• _Your task_:
List each line holding the string "position".

[Dataset entries]
═══

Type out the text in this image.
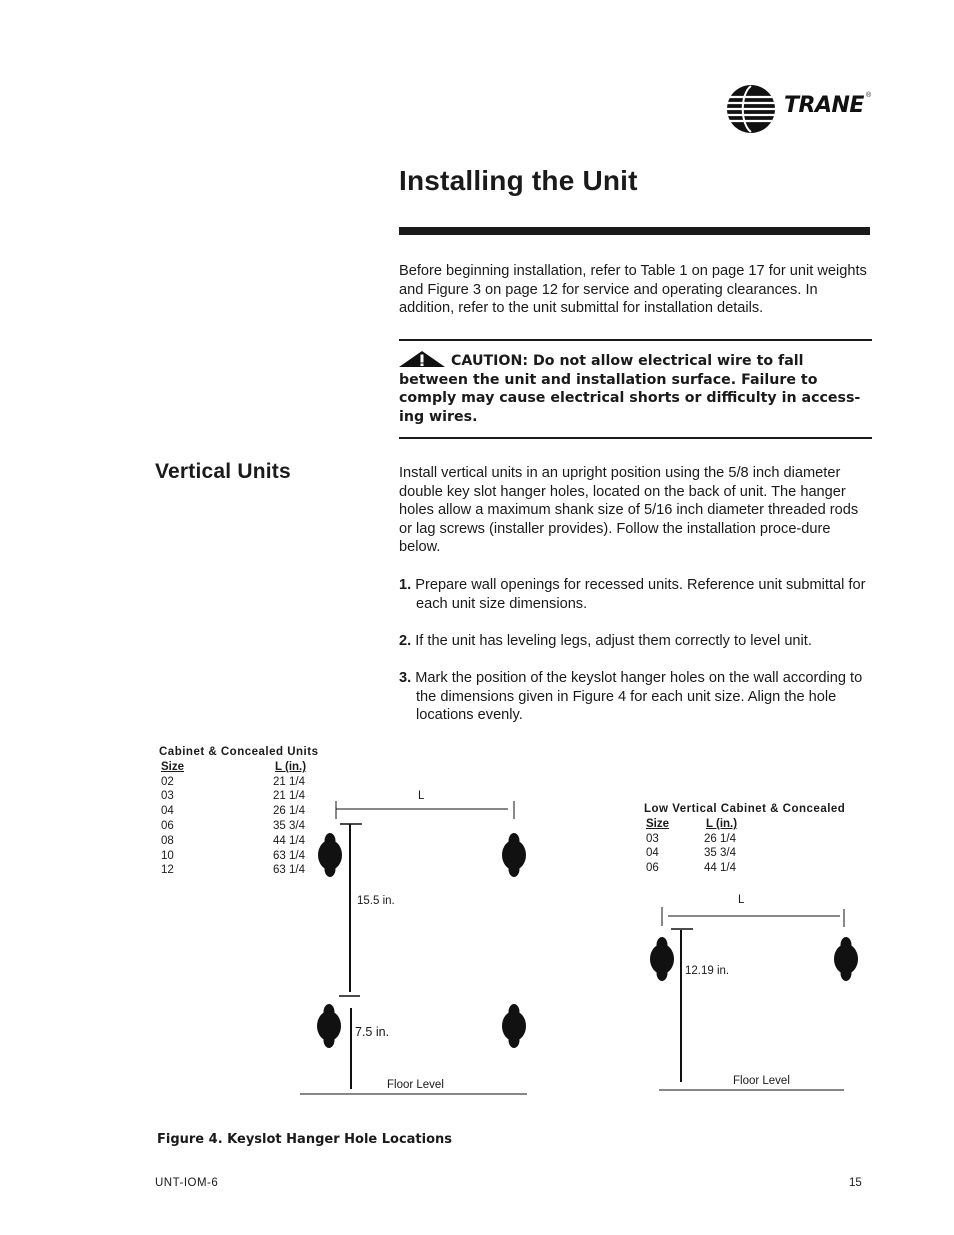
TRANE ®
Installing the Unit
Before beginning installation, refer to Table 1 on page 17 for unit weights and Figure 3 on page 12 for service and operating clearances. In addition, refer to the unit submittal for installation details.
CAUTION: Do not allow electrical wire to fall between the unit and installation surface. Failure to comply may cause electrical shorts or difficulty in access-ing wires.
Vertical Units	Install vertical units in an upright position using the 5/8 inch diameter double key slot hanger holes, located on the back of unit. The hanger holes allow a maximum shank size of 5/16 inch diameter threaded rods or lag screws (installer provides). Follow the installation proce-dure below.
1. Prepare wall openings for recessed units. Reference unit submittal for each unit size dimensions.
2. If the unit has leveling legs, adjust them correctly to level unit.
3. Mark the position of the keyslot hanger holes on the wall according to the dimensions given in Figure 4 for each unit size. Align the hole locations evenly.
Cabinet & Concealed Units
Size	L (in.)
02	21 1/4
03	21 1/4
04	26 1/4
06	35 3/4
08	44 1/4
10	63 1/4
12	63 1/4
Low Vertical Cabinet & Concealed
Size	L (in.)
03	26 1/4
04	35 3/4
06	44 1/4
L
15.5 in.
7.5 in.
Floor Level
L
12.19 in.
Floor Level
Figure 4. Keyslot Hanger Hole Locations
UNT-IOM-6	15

═══

• _Output for this exercise_:
Vertical Units	Install vertical units in an upright position using the 5/8 inch diameter double key slot hanger holes, located on the back of unit. The hanger holes allow a maximum shank size of 5/16 inch diameter threaded rods or lag screws (installer provides). Follow the installation proce-dure below.
3. Mark the position of the keyslot hanger holes on the wall according to the dimensions given in Figure 4 for each unit size. Align the hole locations evenly.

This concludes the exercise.